◆ Exercise
Collect every line of the records below that contains the word "合作探究".

Saved entries
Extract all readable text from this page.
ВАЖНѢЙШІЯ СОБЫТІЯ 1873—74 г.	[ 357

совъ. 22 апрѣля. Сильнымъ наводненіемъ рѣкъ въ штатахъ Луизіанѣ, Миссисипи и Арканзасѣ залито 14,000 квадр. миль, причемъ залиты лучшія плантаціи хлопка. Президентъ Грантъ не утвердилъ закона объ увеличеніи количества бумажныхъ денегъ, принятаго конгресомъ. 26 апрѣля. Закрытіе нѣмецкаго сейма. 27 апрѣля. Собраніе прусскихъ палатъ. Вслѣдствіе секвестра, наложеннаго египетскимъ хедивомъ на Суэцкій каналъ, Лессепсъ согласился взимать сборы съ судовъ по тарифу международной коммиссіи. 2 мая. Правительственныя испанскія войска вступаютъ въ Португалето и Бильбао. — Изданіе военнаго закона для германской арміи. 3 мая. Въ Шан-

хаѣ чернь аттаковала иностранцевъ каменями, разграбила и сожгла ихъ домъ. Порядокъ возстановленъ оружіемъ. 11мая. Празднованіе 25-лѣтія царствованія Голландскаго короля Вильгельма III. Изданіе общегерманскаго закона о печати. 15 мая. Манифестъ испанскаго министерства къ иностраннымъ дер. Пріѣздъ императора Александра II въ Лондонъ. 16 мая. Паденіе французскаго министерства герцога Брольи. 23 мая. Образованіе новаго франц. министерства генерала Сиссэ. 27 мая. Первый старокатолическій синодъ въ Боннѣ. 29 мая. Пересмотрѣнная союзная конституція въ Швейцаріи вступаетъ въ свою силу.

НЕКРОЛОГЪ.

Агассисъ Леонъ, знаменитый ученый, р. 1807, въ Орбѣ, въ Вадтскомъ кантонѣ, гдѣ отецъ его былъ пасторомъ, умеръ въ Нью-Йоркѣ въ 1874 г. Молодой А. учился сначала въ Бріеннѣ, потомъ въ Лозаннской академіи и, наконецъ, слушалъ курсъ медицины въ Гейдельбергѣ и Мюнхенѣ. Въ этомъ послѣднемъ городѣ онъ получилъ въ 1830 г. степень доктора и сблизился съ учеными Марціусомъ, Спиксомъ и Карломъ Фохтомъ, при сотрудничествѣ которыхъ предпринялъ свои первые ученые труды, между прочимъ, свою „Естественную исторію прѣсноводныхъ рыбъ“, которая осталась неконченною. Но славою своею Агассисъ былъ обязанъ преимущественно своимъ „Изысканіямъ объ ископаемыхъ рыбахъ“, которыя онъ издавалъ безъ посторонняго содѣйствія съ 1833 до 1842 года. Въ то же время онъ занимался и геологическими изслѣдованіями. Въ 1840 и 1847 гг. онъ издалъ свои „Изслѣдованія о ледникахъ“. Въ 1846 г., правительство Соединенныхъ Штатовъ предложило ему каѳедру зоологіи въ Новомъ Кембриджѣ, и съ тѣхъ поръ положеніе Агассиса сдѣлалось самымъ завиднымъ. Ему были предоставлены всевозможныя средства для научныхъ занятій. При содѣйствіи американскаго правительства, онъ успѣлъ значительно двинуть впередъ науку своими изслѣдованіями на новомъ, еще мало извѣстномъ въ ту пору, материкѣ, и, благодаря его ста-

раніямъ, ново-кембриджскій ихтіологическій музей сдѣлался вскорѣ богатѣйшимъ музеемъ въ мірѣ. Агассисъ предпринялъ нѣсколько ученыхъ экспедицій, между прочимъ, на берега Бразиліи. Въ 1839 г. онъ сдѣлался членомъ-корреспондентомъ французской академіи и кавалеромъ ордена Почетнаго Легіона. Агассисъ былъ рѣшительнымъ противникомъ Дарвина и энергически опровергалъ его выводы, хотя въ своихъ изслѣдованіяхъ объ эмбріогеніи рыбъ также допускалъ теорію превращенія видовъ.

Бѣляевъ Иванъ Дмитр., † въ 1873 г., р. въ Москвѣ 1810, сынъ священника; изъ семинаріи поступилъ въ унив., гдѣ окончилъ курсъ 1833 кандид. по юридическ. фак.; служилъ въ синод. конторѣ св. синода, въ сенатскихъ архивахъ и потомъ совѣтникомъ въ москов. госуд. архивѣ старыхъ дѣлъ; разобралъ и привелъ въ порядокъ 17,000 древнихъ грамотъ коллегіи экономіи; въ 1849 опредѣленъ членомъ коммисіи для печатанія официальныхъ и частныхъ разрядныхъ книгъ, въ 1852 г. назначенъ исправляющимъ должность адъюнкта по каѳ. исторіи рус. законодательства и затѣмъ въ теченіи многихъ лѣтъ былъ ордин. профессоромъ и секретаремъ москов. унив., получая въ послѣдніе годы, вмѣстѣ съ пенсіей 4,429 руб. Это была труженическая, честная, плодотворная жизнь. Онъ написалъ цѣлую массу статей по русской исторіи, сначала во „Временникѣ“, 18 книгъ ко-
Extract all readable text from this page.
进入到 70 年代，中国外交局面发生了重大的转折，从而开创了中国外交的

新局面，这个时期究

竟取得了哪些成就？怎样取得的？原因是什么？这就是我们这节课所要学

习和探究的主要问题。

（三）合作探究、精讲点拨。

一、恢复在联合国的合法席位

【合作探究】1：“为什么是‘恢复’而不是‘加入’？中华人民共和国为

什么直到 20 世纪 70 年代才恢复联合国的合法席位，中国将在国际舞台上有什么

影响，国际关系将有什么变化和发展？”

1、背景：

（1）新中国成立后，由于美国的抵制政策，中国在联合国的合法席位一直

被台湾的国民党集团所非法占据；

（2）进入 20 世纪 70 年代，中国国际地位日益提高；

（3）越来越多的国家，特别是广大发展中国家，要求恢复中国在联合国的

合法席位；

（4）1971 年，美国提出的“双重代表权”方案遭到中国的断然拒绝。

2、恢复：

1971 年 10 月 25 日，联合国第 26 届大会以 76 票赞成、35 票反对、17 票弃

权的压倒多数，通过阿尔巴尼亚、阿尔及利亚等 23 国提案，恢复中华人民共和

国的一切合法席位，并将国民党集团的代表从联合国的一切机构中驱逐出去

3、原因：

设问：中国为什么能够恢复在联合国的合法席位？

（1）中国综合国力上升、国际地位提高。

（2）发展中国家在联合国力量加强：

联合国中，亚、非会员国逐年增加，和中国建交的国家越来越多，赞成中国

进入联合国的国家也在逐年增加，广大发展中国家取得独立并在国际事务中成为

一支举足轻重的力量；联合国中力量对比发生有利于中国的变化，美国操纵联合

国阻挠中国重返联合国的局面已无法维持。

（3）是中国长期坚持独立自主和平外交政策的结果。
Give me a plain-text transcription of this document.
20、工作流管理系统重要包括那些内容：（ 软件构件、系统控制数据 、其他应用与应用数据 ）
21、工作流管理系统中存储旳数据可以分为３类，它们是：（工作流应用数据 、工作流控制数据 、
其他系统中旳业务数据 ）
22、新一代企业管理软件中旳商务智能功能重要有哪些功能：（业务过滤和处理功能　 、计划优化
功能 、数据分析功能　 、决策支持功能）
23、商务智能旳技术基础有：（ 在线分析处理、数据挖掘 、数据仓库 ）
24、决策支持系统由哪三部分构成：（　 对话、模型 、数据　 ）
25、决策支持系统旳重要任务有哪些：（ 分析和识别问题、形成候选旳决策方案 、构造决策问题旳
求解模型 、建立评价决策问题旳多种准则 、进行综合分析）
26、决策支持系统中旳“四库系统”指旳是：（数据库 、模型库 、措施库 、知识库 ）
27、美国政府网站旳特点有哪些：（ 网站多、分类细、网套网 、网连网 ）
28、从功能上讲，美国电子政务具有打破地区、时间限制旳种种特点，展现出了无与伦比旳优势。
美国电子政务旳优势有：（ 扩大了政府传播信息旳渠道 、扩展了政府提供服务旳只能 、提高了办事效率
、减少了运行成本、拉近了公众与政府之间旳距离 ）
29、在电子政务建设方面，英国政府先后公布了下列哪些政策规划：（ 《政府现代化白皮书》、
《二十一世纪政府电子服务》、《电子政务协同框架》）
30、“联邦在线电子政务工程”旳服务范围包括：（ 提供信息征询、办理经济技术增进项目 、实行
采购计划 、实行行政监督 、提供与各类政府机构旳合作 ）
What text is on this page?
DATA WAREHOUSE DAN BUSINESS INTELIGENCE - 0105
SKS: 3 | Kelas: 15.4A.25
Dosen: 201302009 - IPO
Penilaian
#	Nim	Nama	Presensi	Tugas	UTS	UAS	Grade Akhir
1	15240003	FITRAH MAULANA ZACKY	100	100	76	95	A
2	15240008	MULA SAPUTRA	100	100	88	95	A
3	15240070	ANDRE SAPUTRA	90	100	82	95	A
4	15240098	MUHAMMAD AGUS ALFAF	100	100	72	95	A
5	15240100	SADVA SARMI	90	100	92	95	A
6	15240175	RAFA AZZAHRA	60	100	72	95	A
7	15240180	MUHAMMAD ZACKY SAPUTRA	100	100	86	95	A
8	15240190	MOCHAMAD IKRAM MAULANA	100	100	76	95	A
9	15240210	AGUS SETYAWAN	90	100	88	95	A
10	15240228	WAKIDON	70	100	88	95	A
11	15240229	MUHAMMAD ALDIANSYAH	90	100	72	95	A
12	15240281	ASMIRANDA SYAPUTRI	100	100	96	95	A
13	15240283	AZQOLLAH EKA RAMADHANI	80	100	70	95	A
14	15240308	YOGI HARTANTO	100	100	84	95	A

◆ Task output
（三）合作探究、精讲点拨。
【合作探究】1：“为什么是‘恢复’而不是‘加入’？中华人民共和国为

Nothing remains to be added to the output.